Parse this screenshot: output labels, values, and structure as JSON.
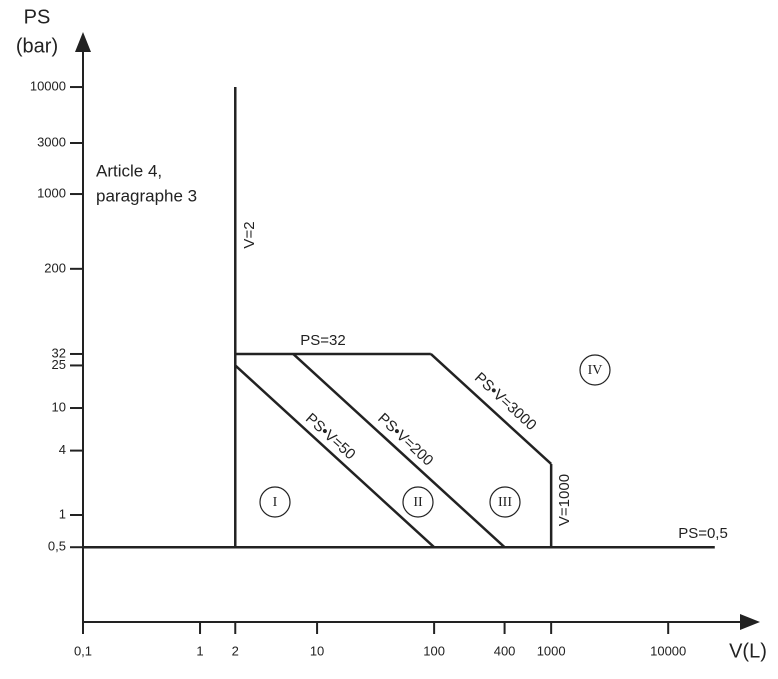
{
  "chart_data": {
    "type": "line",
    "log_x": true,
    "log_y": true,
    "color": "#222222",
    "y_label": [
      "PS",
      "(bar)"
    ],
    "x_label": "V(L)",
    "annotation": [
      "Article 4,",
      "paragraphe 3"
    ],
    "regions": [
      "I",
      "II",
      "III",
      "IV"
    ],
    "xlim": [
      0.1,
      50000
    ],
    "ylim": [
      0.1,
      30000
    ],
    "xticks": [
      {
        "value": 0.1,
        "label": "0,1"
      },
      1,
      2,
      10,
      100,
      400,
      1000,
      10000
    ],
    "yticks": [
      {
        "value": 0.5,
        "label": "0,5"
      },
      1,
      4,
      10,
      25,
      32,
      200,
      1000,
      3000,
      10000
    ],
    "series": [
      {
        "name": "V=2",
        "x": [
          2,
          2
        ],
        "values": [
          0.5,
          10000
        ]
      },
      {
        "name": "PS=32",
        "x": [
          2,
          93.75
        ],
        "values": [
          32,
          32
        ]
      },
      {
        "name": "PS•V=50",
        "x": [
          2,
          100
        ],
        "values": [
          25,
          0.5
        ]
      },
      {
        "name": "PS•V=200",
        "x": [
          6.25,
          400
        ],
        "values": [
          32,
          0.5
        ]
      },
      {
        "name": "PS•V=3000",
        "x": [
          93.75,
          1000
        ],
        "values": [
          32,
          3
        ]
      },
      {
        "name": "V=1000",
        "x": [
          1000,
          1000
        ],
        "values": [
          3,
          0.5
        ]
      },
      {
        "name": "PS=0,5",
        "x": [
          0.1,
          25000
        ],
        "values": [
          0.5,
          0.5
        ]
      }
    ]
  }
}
* * *
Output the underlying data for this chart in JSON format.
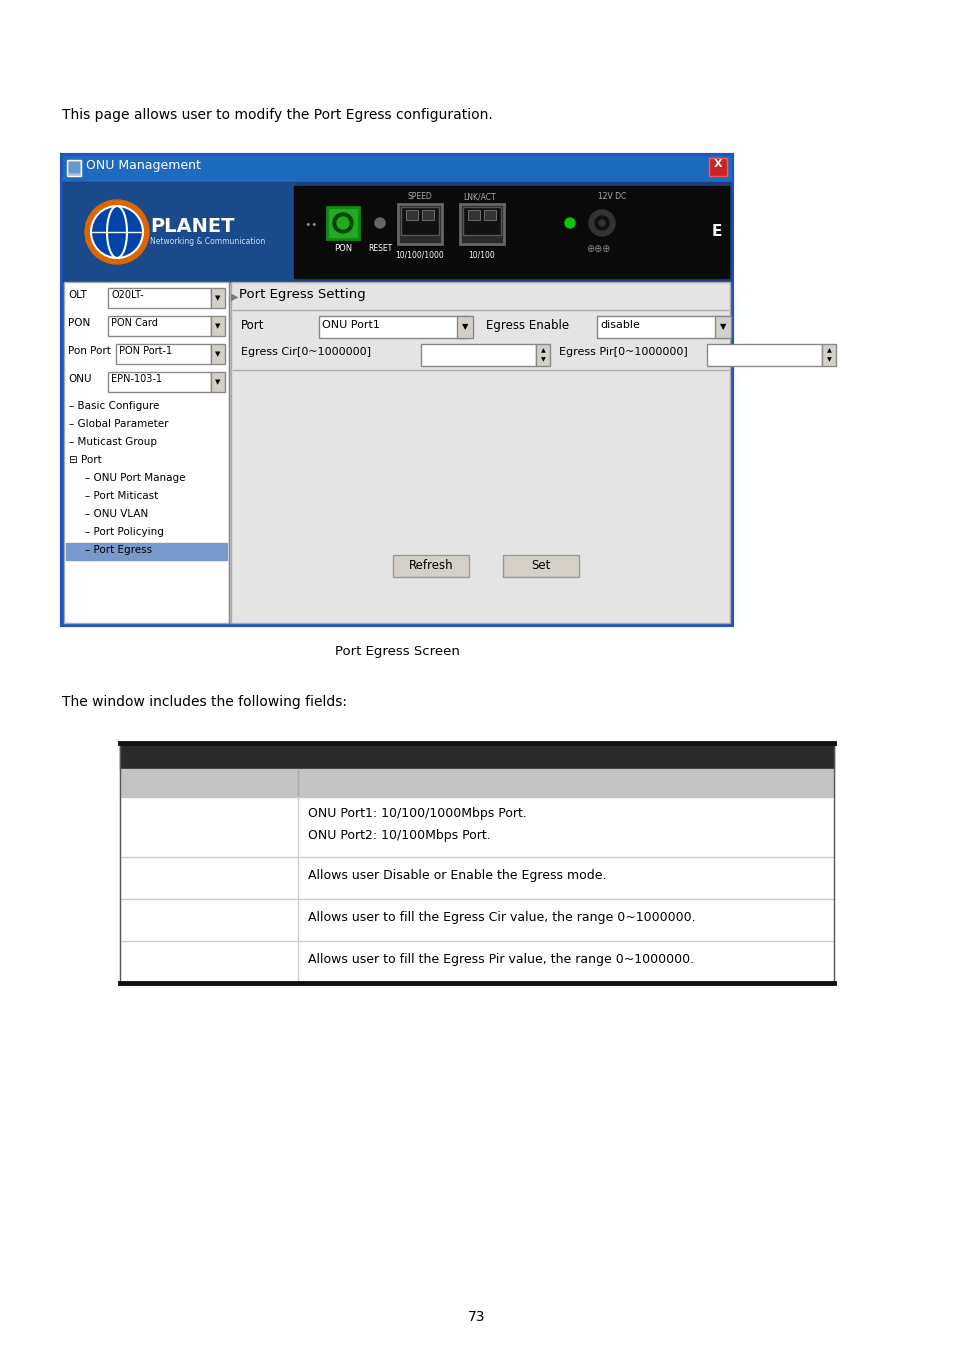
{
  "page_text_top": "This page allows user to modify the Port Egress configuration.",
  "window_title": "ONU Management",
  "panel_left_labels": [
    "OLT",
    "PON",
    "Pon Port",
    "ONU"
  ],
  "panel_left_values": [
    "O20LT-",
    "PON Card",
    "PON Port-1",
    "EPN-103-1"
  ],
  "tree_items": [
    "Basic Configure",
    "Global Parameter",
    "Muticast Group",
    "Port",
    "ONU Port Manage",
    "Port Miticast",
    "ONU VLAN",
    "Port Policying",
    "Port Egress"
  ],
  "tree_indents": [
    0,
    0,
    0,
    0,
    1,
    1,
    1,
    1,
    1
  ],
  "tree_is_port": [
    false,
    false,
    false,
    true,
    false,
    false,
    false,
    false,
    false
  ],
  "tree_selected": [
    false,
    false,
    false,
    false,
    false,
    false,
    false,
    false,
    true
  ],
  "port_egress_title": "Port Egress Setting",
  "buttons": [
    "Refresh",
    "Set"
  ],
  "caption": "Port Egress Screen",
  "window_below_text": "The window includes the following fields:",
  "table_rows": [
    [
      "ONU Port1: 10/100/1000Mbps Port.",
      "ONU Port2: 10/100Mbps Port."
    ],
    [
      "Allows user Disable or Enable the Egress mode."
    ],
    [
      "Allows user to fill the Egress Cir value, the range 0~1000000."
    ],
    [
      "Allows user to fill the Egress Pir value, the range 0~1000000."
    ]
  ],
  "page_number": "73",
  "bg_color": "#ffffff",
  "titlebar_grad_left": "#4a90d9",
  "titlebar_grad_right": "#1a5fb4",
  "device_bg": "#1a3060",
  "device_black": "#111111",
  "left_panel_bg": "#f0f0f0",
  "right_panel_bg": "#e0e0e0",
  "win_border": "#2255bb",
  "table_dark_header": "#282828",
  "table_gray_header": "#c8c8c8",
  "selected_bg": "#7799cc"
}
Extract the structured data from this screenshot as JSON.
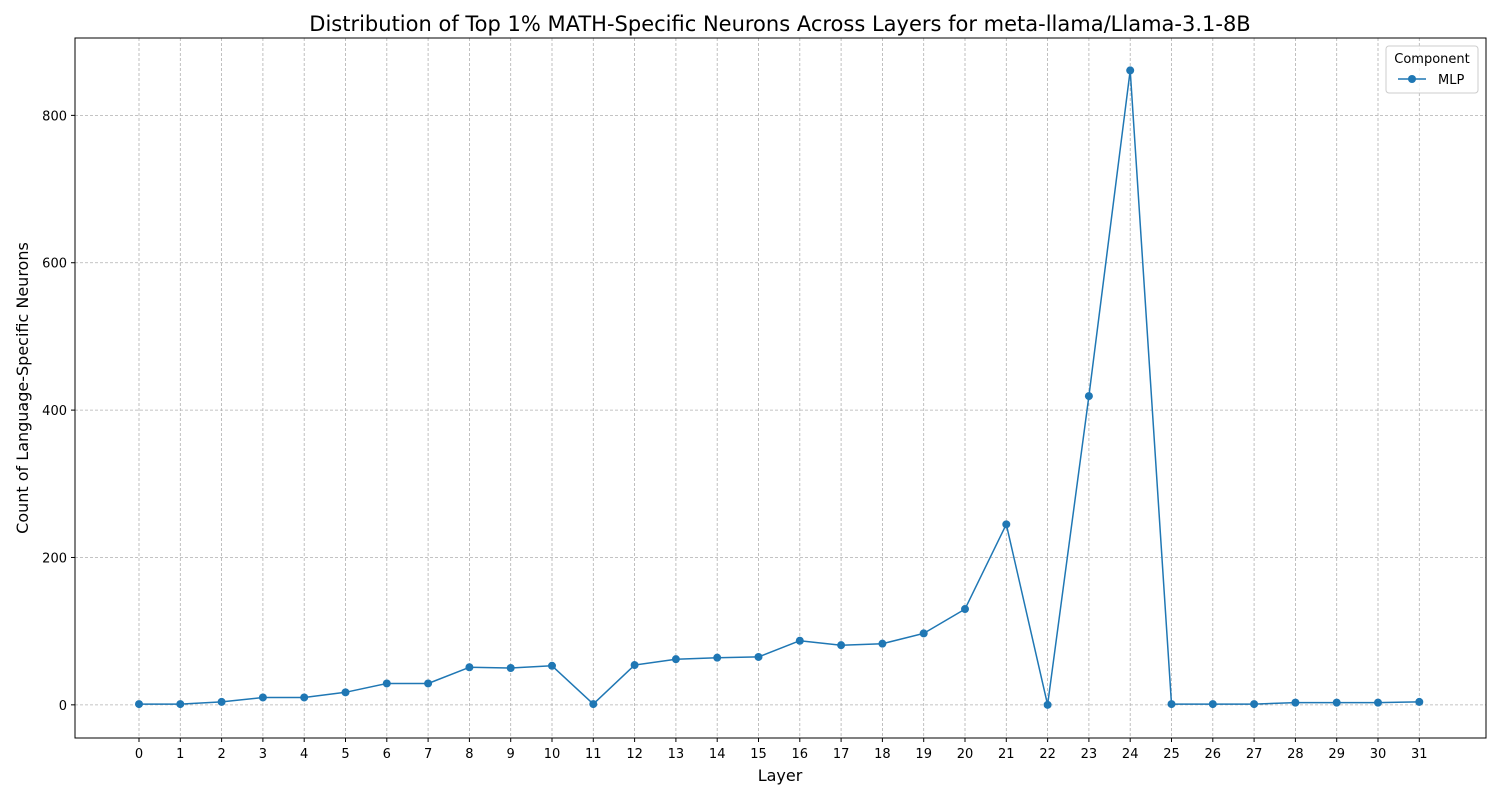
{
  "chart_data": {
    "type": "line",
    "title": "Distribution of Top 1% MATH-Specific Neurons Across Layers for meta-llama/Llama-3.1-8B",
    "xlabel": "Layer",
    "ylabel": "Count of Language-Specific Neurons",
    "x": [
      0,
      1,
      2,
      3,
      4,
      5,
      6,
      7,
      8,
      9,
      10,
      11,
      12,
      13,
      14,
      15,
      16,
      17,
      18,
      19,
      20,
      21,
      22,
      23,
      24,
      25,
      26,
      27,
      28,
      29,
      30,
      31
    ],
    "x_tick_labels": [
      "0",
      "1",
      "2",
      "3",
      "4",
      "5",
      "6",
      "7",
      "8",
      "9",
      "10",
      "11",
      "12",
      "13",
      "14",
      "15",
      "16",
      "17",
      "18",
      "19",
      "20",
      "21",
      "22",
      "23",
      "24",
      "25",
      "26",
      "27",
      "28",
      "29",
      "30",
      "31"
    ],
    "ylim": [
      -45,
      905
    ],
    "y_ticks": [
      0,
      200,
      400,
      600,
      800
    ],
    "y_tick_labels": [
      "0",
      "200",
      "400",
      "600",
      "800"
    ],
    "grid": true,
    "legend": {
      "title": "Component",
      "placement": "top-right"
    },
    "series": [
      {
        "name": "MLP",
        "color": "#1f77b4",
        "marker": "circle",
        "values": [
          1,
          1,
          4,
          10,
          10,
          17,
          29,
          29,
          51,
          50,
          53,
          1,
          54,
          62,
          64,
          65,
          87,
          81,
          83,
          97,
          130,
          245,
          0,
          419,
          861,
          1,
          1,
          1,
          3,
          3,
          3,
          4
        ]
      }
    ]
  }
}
---
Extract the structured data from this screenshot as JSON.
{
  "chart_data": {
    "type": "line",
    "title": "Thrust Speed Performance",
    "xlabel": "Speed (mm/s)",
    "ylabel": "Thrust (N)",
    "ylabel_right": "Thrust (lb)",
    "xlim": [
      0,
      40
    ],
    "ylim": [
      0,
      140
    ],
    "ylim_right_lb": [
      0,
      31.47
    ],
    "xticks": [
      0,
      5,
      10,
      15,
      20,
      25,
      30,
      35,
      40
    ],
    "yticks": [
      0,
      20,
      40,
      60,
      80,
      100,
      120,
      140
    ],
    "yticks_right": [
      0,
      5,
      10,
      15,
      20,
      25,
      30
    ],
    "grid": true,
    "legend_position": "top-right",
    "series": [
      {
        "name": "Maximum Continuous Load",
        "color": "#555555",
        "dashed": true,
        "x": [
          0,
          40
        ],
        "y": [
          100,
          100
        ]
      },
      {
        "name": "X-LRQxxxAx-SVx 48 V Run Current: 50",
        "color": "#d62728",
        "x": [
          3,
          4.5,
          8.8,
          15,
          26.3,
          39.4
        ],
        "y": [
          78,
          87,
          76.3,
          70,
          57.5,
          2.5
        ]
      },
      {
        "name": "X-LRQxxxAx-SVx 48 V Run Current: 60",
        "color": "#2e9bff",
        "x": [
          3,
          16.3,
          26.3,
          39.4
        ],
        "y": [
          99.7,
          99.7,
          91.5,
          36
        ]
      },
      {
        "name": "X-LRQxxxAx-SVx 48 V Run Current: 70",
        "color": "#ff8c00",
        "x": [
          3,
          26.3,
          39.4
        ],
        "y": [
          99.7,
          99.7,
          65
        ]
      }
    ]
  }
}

_TASK TO COMPLETE_: Where a line of the entries contains the word "user", copy that line.

_RESPONSE TO THE EXERCISE_:
  "page_text_top": "This page allows user to modify the Port Egress configuration.",
      "Allows user Disable or Enable the Egress mode."
      "Allows user to fill the Egress Cir value, the range 0~1000000."
      "Allows user to fill the Egress Pir value, the range 0~1000000."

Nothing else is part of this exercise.